**Provided records**
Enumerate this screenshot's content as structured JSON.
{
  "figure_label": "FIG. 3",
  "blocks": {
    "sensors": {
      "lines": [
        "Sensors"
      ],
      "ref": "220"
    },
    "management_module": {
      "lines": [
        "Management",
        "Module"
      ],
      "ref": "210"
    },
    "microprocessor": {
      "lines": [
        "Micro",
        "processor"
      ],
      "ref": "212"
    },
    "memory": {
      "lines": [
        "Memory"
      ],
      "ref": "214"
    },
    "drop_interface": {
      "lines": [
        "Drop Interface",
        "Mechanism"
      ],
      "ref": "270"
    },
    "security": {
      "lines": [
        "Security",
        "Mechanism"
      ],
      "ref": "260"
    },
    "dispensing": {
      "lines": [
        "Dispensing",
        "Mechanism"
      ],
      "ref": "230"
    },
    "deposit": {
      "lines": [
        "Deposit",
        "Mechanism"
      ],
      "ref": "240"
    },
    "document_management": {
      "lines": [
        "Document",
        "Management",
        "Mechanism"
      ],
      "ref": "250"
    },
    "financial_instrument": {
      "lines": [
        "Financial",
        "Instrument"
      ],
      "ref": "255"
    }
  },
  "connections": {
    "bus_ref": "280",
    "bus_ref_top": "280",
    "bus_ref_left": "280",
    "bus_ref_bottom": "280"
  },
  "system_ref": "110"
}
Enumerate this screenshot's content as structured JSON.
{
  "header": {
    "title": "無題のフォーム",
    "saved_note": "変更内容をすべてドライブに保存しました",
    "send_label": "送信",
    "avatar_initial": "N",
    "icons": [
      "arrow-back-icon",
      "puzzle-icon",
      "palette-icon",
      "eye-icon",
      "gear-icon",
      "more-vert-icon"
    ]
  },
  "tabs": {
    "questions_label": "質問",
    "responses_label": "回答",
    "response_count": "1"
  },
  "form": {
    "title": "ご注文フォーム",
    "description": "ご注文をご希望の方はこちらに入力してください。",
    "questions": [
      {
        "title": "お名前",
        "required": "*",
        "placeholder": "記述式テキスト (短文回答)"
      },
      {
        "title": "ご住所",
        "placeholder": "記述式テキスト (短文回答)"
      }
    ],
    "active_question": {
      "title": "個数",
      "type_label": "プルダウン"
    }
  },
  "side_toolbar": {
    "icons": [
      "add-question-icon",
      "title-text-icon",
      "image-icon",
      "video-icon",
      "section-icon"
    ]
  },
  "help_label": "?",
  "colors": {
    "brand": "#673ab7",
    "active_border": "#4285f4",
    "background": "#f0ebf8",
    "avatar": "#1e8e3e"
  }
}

**Stated task**
Each record above should be returned exactly as it appears.

**Task response**
Enumerate this screenshot's content as structured JSON.
{
  "figure_label": "FIG. 3",
  "blocks": {
    "sensors": {
      "lines": [
        "Sensors"
      ],
      "ref": "220"
    },
    "management_module": {
      "lines": [
        "Management",
        "Module"
      ],
      "ref": "210"
    },
    "microprocessor": {
      "lines": [
        "Micro",
        "processor"
      ],
      "ref": "212"
    },
    "memory": {
      "lines": [
        "Memory"
      ],
      "ref": "214"
    },
    "drop_interface": {
      "lines": [
        "Drop Interface",
        "Mechanism"
      ],
      "ref": "270"
    },
    "security": {
      "lines": [
        "Security",
        "Mechanism"
      ],
      "ref": "260"
    },
    "dispensing": {
      "lines": [
        "Dispensing",
        "Mechanism"
      ],
      "ref": "230"
    },
    "deposit": {
      "lines": [
        "Deposit",
        "Mechanism"
      ],
      "ref": "240"
    },
    "document_management": {
      "lines": [
        "Document",
        "Management",
        "Mechanism"
      ],
      "ref": "250"
    },
    "financial_instrument": {
      "lines": [
        "Financial",
        "Instrument"
      ],
      "ref": "255"
    }
  },
  "connections": {
    "bus_ref": "280",
    "bus_ref_top": "280",
    "bus_ref_left": "280",
    "bus_ref_bottom": "280"
  },
  "system_ref": "110"
}
Enumerate this screenshot's content as structured JSON.
{
  "header": {
    "title": "無題のフォーム",
    "saved_note": "変更内容をすべてドライブに保存しました",
    "send_label": "送信",
    "avatar_initial": "N",
    "icons": [
      "arrow-back-icon",
      "puzzle-icon",
      "palette-icon",
      "eye-icon",
      "gear-icon",
      "more-vert-icon"
    ]
  },
  "tabs": {
    "questions_label": "質問",
    "responses_label": "回答",
    "response_count": "1"
  },
  "form": {
    "title": "ご注文フォーム",
    "description": "ご注文をご希望の方はこちらに入力してください。",
    "questions": [
      {
        "title": "お名前",
        "required": "*",
        "placeholder": "記述式テキスト (短文回答)"
      },
      {
        "title": "ご住所",
        "placeholder": "記述式テキスト (短文回答)"
      }
    ],
    "active_question": {
      "title": "個数",
      "type_label": "プルダウン"
    }
  },
  "side_toolbar": {
    "icons": [
      "add-question-icon",
      "title-text-icon",
      "image-icon",
      "video-icon",
      "section-icon"
    ]
  },
  "help_label": "?",
  "colors": {
    "brand": "#673ab7",
    "active_border": "#4285f4",
    "background": "#f0ebf8",
    "avatar": "#1e8e3e"
  }
}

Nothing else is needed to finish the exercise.